To be done >>
From the listing below, pull out the lines that hold "Açúcares".

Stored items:
◆ ◆ ◆ ◆ ◆
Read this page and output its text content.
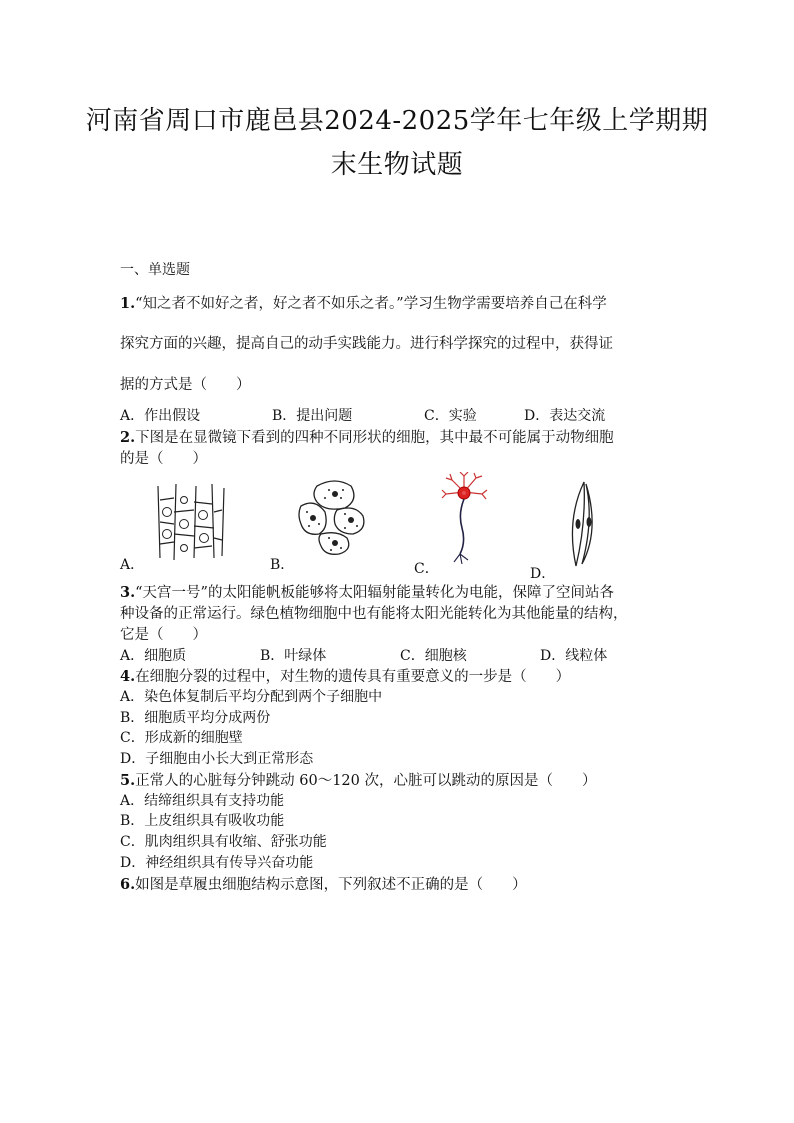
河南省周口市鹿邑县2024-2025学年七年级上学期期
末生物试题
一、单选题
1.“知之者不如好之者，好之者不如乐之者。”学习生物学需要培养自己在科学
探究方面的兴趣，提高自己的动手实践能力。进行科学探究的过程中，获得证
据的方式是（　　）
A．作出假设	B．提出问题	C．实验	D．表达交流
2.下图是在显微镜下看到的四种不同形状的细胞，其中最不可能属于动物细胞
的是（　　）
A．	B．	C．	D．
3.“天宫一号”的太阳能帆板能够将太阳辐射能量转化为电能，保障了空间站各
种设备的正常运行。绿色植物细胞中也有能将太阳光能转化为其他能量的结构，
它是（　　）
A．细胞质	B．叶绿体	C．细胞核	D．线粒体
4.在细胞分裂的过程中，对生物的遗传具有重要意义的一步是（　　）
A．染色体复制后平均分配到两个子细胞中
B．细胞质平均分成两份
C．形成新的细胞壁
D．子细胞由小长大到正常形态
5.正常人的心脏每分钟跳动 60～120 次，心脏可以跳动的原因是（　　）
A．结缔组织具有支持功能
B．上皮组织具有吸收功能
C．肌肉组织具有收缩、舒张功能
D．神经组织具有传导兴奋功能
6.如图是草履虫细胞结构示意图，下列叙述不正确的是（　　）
◆ ◆ ◆ ◆ ◆
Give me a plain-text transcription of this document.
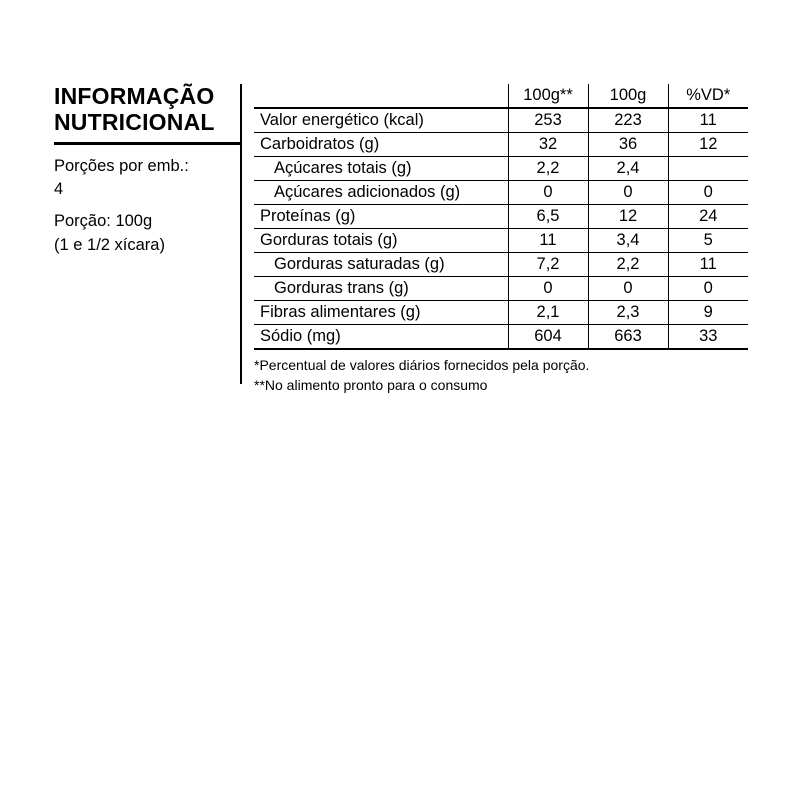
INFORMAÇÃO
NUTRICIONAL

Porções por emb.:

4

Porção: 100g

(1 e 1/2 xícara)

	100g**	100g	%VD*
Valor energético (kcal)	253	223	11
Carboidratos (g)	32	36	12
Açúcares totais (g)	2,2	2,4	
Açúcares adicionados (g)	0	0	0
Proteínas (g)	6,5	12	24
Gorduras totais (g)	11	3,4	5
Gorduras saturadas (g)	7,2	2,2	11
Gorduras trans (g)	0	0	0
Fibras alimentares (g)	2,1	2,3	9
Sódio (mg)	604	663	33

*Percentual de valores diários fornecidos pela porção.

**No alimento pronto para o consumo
◆ ◆ ◆ ◆ ◆
Solution for this exercise >>
Açúcares totais (g)	2,2	2,4	
Açúcares adicionados (g)	0	0	0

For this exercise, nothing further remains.